RECORDS SUPPLIED:
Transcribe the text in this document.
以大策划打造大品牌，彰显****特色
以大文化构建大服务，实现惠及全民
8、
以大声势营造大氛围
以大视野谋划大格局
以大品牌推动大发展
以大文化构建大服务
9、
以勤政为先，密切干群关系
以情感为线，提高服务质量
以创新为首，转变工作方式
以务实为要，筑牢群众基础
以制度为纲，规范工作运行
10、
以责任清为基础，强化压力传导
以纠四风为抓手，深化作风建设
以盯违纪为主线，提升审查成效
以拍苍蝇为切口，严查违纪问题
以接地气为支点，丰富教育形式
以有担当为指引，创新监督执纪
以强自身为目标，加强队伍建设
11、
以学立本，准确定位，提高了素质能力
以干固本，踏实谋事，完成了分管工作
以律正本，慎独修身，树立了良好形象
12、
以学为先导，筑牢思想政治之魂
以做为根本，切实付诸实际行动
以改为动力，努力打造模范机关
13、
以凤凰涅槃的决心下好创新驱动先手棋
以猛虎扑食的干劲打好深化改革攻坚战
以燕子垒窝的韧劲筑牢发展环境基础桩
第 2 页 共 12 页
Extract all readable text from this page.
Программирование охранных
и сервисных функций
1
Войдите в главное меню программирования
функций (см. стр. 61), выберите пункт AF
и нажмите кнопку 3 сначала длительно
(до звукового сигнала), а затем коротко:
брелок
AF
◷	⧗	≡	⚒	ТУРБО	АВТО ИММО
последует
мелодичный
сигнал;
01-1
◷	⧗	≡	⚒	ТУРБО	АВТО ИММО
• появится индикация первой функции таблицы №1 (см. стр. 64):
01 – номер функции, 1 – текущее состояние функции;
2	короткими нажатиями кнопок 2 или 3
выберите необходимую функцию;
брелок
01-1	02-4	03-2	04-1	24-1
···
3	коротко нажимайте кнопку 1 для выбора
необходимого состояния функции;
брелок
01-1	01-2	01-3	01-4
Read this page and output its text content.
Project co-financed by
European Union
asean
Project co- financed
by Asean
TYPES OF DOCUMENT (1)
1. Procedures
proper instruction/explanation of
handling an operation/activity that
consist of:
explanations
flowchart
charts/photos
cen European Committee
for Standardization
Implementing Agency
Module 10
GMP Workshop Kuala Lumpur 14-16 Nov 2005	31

STATED PROBLEM: Exact output of every entry is required.

COMPLETED EXERCISE:
Transcribe the text in this document.
以大策划打造大品牌，彰显****特色
以大文化构建大服务，实现惠及全民
8、
以大声势营造大氛围
以大视野谋划大格局
以大品牌推动大发展
以大文化构建大服务
9、
以勤政为先，密切干群关系
以情感为线，提高服务质量
以创新为首，转变工作方式
以务实为要，筑牢群众基础
以制度为纲，规范工作运行
10、
以责任清为基础，强化压力传导
以纠四风为抓手，深化作风建设
以盯违纪为主线，提升审查成效
以拍苍蝇为切口，严查违纪问题
以接地气为支点，丰富教育形式
以有担当为指引，创新监督执纪
以强自身为目标，加强队伍建设
11、
以学立本，准确定位，提高了素质能力
以干固本，踏实谋事，完成了分管工作
以律正本，慎独修身，树立了良好形象
12、
以学为先导，筑牢思想政治之魂
以做为根本，切实付诸实际行动
以改为动力，努力打造模范机关
13、
以凤凰涅槃的决心下好创新驱动先手棋
以猛虎扑食的干劲打好深化改革攻坚战
以燕子垒窝的韧劲筑牢发展环境基础桩
第 2 页 共 12 页
Extract all readable text from this page.
Программирование охранных
и сервисных функций
1
Войдите в главное меню программирования
функций (см. стр. 61), выберите пункт AF
и нажмите кнопку 3 сначала длительно
(до звукового сигнала), а затем коротко:
брелок
AF
◷	⧗	≡	⚒	ТУРБО	АВТО ИММО
последует
мелодичный
сигнал;
01-1
◷	⧗	≡	⚒	ТУРБО	АВТО ИММО
• появится индикация первой функции таблицы №1 (см. стр. 64):
01 – номер функции, 1 – текущее состояние функции;
2	короткими нажатиями кнопок 2 или 3
выберите необходимую функцию;
брелок
01-1	02-4	03-2	04-1	24-1
···
3	коротко нажимайте кнопку 1 для выбора
необходимого состояния функции;
брелок
01-1	01-2	01-3	01-4
Read this page and output its text content.
Project co-financed by
European Union
asean
Project co- financed
by Asean
TYPES OF DOCUMENT (1)
1. Procedures
proper instruction/explanation of
handling an operation/activity that
consist of:
explanations
flowchart
charts/photos
cen European Committee
for Standardization
Implementing Agency
Module 10
GMP Workshop Kuala Lumpur 14-16 Nov 2005	31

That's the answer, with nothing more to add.